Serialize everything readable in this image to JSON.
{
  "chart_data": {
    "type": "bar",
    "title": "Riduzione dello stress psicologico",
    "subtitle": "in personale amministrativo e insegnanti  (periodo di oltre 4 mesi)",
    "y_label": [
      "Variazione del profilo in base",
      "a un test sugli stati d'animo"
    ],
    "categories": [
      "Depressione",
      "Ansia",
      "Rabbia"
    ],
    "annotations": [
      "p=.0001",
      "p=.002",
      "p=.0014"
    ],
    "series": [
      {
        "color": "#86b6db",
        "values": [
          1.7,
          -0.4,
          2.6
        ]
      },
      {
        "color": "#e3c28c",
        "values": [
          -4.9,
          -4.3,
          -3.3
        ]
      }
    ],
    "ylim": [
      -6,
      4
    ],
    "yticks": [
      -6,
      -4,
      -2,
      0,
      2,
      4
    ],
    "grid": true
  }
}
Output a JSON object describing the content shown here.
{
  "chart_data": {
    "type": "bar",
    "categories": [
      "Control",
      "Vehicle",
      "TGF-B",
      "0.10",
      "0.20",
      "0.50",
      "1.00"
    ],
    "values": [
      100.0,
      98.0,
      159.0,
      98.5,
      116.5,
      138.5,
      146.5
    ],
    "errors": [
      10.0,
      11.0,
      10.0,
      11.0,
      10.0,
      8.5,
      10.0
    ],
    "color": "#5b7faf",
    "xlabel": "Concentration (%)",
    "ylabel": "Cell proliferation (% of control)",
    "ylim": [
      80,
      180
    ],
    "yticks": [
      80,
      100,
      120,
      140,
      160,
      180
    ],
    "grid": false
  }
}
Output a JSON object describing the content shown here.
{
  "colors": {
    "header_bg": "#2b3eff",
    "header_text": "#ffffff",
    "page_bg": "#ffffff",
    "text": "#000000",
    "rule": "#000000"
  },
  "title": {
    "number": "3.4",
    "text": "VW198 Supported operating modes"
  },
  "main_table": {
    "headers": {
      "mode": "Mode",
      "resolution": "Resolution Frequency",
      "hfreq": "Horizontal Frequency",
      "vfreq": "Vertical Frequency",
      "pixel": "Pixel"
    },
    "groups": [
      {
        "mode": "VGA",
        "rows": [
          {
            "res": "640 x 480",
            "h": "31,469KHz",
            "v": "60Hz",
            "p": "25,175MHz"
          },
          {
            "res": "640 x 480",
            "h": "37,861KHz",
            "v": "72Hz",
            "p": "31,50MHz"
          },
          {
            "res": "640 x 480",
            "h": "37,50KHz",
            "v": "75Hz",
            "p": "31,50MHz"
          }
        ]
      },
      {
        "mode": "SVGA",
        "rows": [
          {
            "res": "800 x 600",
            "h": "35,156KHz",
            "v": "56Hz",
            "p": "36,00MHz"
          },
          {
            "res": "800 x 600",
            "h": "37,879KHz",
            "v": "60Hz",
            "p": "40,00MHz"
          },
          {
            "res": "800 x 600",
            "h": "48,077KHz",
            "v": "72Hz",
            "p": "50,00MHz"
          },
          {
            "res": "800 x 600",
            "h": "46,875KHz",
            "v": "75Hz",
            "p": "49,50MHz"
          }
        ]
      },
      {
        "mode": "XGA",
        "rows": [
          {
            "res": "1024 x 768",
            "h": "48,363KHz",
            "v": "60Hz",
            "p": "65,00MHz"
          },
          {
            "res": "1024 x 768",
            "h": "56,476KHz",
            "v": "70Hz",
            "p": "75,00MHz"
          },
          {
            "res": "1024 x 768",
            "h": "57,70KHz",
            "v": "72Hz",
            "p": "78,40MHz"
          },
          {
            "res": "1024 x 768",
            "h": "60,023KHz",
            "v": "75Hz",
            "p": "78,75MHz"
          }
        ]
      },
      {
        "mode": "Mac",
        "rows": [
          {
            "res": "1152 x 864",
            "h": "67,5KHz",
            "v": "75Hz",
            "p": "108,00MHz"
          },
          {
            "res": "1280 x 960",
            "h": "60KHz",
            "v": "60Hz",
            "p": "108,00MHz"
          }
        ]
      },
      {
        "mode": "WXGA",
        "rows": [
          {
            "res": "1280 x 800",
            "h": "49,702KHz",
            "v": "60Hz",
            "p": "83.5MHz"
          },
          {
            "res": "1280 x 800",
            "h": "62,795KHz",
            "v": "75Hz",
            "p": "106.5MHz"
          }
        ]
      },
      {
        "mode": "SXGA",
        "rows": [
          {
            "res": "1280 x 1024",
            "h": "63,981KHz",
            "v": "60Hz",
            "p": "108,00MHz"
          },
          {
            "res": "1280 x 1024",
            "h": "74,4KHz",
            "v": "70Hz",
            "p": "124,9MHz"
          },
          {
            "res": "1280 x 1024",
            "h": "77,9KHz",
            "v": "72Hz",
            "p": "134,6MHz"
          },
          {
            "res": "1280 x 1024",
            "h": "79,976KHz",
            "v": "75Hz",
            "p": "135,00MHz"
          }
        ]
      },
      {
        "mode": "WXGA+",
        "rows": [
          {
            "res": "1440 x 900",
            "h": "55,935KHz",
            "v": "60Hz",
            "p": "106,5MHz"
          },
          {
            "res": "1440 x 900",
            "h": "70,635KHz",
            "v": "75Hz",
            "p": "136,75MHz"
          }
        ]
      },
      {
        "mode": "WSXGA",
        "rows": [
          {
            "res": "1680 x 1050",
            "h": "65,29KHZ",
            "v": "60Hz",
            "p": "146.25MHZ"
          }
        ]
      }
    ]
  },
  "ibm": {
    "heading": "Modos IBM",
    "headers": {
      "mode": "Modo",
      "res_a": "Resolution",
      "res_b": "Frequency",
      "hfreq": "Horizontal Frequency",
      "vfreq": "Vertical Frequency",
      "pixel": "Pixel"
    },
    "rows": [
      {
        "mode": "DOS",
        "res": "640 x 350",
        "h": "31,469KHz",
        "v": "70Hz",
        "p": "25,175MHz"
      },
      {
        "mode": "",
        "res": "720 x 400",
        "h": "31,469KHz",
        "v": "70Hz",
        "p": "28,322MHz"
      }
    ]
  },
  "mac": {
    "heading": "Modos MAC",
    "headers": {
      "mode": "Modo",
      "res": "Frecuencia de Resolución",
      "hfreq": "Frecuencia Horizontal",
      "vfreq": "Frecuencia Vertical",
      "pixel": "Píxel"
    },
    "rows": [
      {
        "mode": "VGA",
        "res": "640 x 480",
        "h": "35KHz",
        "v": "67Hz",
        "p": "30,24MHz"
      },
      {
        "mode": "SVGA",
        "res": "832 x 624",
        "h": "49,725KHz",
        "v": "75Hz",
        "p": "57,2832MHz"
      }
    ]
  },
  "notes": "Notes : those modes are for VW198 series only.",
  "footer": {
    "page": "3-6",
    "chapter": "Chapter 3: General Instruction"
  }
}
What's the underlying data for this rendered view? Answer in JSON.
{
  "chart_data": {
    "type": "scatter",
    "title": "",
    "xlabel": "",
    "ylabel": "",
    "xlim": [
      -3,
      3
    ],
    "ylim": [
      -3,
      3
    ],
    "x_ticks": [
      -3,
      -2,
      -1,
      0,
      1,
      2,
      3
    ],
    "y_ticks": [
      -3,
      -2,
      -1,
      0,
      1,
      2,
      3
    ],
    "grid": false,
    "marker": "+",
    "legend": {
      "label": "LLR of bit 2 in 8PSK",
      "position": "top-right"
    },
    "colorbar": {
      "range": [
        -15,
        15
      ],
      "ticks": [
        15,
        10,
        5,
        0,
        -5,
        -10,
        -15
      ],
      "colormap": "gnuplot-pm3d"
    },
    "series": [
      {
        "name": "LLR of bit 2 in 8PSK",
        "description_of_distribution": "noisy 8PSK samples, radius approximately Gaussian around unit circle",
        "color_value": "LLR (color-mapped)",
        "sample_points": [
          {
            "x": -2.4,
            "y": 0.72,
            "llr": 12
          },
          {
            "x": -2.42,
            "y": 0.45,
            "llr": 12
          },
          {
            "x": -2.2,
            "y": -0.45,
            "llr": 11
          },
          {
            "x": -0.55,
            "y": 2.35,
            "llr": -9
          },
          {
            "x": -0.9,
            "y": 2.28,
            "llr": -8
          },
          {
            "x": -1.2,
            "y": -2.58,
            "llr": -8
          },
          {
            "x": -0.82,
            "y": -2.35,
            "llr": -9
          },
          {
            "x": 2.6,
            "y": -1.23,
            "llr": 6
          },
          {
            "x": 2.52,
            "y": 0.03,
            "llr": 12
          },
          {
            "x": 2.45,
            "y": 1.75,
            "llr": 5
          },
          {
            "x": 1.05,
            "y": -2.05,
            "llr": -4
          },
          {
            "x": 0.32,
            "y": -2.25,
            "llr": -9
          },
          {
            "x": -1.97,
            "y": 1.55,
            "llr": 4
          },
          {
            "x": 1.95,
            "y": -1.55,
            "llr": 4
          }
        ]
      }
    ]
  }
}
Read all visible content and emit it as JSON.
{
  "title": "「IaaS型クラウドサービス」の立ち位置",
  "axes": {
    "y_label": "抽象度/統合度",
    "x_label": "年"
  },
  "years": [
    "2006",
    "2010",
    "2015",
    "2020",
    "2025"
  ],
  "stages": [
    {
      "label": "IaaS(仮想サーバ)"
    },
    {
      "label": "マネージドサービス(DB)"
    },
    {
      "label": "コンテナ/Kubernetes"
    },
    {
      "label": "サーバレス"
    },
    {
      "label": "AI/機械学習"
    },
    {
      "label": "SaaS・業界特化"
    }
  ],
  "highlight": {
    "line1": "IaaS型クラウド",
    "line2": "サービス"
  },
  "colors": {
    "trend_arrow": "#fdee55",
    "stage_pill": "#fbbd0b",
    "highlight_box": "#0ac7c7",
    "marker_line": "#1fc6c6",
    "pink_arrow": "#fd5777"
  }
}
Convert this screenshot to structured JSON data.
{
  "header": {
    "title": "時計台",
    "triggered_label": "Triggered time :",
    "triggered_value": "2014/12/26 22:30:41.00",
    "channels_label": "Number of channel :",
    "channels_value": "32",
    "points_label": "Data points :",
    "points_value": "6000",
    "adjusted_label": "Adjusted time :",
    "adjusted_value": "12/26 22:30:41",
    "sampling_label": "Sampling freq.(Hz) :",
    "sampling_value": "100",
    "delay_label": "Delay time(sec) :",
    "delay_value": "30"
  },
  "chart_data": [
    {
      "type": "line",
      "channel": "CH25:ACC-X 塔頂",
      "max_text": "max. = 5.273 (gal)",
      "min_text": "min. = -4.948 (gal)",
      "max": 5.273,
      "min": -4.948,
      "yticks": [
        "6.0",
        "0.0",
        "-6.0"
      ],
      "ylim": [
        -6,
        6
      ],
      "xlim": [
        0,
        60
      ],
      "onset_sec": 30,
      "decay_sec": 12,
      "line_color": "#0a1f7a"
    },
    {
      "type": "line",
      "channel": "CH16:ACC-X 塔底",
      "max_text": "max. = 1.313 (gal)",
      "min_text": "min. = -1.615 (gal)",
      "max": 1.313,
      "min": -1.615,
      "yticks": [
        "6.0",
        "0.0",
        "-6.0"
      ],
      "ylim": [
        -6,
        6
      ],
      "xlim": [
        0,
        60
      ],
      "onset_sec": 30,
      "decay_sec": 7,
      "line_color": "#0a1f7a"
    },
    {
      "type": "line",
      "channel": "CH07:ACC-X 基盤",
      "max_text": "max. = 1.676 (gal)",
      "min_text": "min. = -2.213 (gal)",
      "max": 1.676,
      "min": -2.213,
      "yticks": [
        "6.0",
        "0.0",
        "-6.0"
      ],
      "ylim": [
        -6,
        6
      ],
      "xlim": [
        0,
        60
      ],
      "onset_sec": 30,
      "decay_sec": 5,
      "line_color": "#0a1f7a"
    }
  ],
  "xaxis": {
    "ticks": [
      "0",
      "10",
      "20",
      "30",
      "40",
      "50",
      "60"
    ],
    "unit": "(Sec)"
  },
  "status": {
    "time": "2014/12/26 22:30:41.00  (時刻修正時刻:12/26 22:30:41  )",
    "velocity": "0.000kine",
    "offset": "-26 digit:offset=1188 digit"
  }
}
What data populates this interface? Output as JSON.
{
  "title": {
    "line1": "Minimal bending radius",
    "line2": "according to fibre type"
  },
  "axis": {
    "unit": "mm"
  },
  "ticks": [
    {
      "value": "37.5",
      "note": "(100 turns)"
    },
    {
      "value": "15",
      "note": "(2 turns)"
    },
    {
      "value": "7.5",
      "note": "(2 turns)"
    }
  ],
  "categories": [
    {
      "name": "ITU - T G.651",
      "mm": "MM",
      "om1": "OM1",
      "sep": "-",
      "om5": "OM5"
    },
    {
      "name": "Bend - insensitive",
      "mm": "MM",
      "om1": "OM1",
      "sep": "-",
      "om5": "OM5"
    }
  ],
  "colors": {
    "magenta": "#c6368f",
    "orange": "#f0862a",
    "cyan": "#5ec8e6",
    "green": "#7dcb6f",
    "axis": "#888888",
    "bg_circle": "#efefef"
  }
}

YOUR OBJECTIVE: Copy each line of the records containing the string "JSON".

WRITTEN RESPONSE:
Serialize everything readable in this image to JSON.
Output a JSON object describing the content shown here.
Output a JSON object describing the content shown here.
What's the underlying data for this rendered view? Answer in JSON.
Read all visible content and emit it as JSON.
Convert this screenshot to structured JSON data.
What data populates this interface? Output as JSON.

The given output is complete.